- [TASK]: What follows is a block of records; reproduce all of it verbatim.

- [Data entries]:
++++++++++++++++++++

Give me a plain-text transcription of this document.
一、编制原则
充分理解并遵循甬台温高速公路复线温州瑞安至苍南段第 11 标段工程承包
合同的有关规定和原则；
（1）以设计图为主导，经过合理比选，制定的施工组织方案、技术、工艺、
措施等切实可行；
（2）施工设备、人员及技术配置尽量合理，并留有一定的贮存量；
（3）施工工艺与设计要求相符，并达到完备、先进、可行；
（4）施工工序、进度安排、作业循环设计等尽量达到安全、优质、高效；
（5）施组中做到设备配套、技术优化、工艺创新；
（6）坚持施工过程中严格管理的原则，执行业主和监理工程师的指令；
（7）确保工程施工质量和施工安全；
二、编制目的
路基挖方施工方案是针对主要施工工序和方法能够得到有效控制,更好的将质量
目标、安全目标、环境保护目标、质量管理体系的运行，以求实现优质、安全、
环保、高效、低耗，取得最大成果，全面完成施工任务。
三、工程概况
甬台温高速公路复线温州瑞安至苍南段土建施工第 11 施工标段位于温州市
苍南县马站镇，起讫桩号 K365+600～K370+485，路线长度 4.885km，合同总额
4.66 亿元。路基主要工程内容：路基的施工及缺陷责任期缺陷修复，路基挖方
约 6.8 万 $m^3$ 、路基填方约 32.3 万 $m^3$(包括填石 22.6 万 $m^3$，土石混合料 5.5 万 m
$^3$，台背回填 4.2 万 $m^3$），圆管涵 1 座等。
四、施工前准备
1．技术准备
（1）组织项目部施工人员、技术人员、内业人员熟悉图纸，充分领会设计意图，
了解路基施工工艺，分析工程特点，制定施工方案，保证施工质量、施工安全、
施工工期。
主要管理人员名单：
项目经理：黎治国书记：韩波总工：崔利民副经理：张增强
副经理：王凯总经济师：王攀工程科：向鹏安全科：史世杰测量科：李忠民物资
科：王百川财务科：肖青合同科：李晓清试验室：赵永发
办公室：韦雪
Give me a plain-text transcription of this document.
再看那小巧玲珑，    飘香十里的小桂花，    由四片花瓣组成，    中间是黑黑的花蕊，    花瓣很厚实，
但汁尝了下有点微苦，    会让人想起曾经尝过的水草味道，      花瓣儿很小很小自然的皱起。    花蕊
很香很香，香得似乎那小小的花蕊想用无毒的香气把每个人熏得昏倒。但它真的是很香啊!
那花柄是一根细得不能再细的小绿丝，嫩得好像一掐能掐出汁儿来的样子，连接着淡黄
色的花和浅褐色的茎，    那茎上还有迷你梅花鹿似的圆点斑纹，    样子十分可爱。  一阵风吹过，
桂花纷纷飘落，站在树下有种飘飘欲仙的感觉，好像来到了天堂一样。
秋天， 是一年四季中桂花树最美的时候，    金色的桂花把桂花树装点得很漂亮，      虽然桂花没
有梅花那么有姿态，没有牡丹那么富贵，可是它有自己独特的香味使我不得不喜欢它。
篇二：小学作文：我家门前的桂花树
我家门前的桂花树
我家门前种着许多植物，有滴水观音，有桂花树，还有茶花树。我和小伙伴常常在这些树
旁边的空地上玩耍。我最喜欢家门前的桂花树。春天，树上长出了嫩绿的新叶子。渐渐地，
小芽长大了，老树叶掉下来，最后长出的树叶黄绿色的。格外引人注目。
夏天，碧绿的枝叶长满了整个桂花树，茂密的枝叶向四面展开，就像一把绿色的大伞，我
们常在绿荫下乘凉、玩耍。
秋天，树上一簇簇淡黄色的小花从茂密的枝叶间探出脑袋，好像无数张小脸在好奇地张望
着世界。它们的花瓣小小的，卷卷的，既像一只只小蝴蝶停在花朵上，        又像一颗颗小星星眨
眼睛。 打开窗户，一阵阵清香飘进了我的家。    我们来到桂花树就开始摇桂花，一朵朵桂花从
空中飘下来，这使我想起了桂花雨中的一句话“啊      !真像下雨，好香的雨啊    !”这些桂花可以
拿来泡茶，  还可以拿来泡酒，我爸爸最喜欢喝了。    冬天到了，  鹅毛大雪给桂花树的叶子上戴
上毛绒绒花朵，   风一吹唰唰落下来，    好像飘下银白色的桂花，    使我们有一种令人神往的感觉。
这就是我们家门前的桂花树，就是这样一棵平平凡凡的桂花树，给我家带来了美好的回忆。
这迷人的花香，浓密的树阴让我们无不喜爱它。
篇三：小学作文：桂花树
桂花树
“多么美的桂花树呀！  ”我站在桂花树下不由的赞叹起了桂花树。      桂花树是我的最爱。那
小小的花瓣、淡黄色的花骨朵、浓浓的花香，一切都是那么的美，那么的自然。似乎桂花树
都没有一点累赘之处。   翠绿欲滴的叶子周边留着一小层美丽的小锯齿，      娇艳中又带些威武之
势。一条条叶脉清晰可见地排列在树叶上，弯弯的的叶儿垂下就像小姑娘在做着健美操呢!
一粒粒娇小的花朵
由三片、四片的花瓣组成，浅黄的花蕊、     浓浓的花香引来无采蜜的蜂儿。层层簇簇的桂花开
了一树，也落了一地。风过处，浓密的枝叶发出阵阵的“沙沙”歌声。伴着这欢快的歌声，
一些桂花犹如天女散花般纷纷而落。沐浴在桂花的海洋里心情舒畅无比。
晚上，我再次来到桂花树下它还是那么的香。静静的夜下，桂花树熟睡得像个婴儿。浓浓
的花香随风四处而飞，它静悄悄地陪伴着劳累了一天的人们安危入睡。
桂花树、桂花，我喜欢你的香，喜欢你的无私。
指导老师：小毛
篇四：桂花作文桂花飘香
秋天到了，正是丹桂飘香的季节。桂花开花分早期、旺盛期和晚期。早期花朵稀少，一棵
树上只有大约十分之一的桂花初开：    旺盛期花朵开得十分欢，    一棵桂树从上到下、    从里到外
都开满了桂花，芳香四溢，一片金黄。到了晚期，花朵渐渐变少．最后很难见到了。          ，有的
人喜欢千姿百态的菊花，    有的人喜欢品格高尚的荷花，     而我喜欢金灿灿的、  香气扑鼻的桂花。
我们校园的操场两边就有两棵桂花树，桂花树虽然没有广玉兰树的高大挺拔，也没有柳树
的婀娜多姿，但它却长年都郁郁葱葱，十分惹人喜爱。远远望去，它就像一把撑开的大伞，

++++++++++++++++++++

- [FINISHED ANSWER]:
Give me a plain-text transcription of this document.
一、编制原则
充分理解并遵循甬台温高速公路复线温州瑞安至苍南段第 11 标段工程承包
合同的有关规定和原则；
（1）以设计图为主导，经过合理比选，制定的施工组织方案、技术、工艺、
措施等切实可行；
（2）施工设备、人员及技术配置尽量合理，并留有一定的贮存量；
（3）施工工艺与设计要求相符，并达到完备、先进、可行；
（4）施工工序、进度安排、作业循环设计等尽量达到安全、优质、高效；
（5）施组中做到设备配套、技术优化、工艺创新；
（6）坚持施工过程中严格管理的原则，执行业主和监理工程师的指令；
（7）确保工程施工质量和施工安全；
二、编制目的
路基挖方施工方案是针对主要施工工序和方法能够得到有效控制,更好的将质量
目标、安全目标、环境保护目标、质量管理体系的运行，以求实现优质、安全、
环保、高效、低耗，取得最大成果，全面完成施工任务。
三、工程概况
甬台温高速公路复线温州瑞安至苍南段土建施工第 11 施工标段位于温州市
苍南县马站镇，起讫桩号 K365+600～K370+485，路线长度 4.885km，合同总额
4.66 亿元。路基主要工程内容：路基的施工及缺陷责任期缺陷修复，路基挖方
约 6.8 万 $m^3$ 、路基填方约 32.3 万 $m^3$(包括填石 22.6 万 $m^3$，土石混合料 5.5 万 m
$^3$，台背回填 4.2 万 $m^3$），圆管涵 1 座等。
四、施工前准备
1．技术准备
（1）组织项目部施工人员、技术人员、内业人员熟悉图纸，充分领会设计意图，
了解路基施工工艺，分析工程特点，制定施工方案，保证施工质量、施工安全、
施工工期。
主要管理人员名单：
项目经理：黎治国书记：韩波总工：崔利民副经理：张增强
副经理：王凯总经济师：王攀工程科：向鹏安全科：史世杰测量科：李忠民物资
科：王百川财务科：肖青合同科：李晓清试验室：赵永发
办公室：韦雪
Give me a plain-text transcription of this document.
再看那小巧玲珑，    飘香十里的小桂花，    由四片花瓣组成，    中间是黑黑的花蕊，    花瓣很厚实，
但汁尝了下有点微苦，    会让人想起曾经尝过的水草味道，      花瓣儿很小很小自然的皱起。    花蕊
很香很香，香得似乎那小小的花蕊想用无毒的香气把每个人熏得昏倒。但它真的是很香啊!
那花柄是一根细得不能再细的小绿丝，嫩得好像一掐能掐出汁儿来的样子，连接着淡黄
色的花和浅褐色的茎，    那茎上还有迷你梅花鹿似的圆点斑纹，    样子十分可爱。  一阵风吹过，
桂花纷纷飘落，站在树下有种飘飘欲仙的感觉，好像来到了天堂一样。
秋天， 是一年四季中桂花树最美的时候，    金色的桂花把桂花树装点得很漂亮，      虽然桂花没
有梅花那么有姿态，没有牡丹那么富贵，可是它有自己独特的香味使我不得不喜欢它。
篇二：小学作文：我家门前的桂花树
我家门前的桂花树
我家门前种着许多植物，有滴水观音，有桂花树，还有茶花树。我和小伙伴常常在这些树
旁边的空地上玩耍。我最喜欢家门前的桂花树。春天，树上长出了嫩绿的新叶子。渐渐地，
小芽长大了，老树叶掉下来，最后长出的树叶黄绿色的。格外引人注目。
夏天，碧绿的枝叶长满了整个桂花树，茂密的枝叶向四面展开，就像一把绿色的大伞，我
们常在绿荫下乘凉、玩耍。
秋天，树上一簇簇淡黄色的小花从茂密的枝叶间探出脑袋，好像无数张小脸在好奇地张望
着世界。它们的花瓣小小的，卷卷的，既像一只只小蝴蝶停在花朵上，        又像一颗颗小星星眨
眼睛。 打开窗户，一阵阵清香飘进了我的家。    我们来到桂花树就开始摇桂花，一朵朵桂花从
空中飘下来，这使我想起了桂花雨中的一句话“啊      !真像下雨，好香的雨啊    !”这些桂花可以
拿来泡茶，  还可以拿来泡酒，我爸爸最喜欢喝了。    冬天到了，  鹅毛大雪给桂花树的叶子上戴
上毛绒绒花朵，   风一吹唰唰落下来，    好像飘下银白色的桂花，    使我们有一种令人神往的感觉。
这就是我们家门前的桂花树，就是这样一棵平平凡凡的桂花树，给我家带来了美好的回忆。
这迷人的花香，浓密的树阴让我们无不喜爱它。
篇三：小学作文：桂花树
桂花树
“多么美的桂花树呀！  ”我站在桂花树下不由的赞叹起了桂花树。      桂花树是我的最爱。那
小小的花瓣、淡黄色的花骨朵、浓浓的花香，一切都是那么的美，那么的自然。似乎桂花树
都没有一点累赘之处。   翠绿欲滴的叶子周边留着一小层美丽的小锯齿，      娇艳中又带些威武之
势。一条条叶脉清晰可见地排列在树叶上，弯弯的的叶儿垂下就像小姑娘在做着健美操呢!
一粒粒娇小的花朵
由三片、四片的花瓣组成，浅黄的花蕊、     浓浓的花香引来无采蜜的蜂儿。层层簇簇的桂花开
了一树，也落了一地。风过处，浓密的枝叶发出阵阵的“沙沙”歌声。伴着这欢快的歌声，
一些桂花犹如天女散花般纷纷而落。沐浴在桂花的海洋里心情舒畅无比。
晚上，我再次来到桂花树下它还是那么的香。静静的夜下，桂花树熟睡得像个婴儿。浓浓
的花香随风四处而飞，它静悄悄地陪伴着劳累了一天的人们安危入睡。
桂花树、桂花，我喜欢你的香，喜欢你的无私。
指导老师：小毛
篇四：桂花作文桂花飘香
秋天到了，正是丹桂飘香的季节。桂花开花分早期、旺盛期和晚期。早期花朵稀少，一棵
树上只有大约十分之一的桂花初开：    旺盛期花朵开得十分欢，    一棵桂树从上到下、    从里到外
都开满了桂花，芳香四溢，一片金黄。到了晚期，花朵渐渐变少．最后很难见到了。          ，有的
人喜欢千姿百态的菊花，    有的人喜欢品格高尚的荷花，     而我喜欢金灿灿的、  香气扑鼻的桂花。
我们校园的操场两边就有两棵桂花树，桂花树虽然没有广玉兰树的高大挺拔，也没有柳树
的婀娜多姿，但它却长年都郁郁葱葱，十分惹人喜爱。远远望去，它就像一把撑开的大伞，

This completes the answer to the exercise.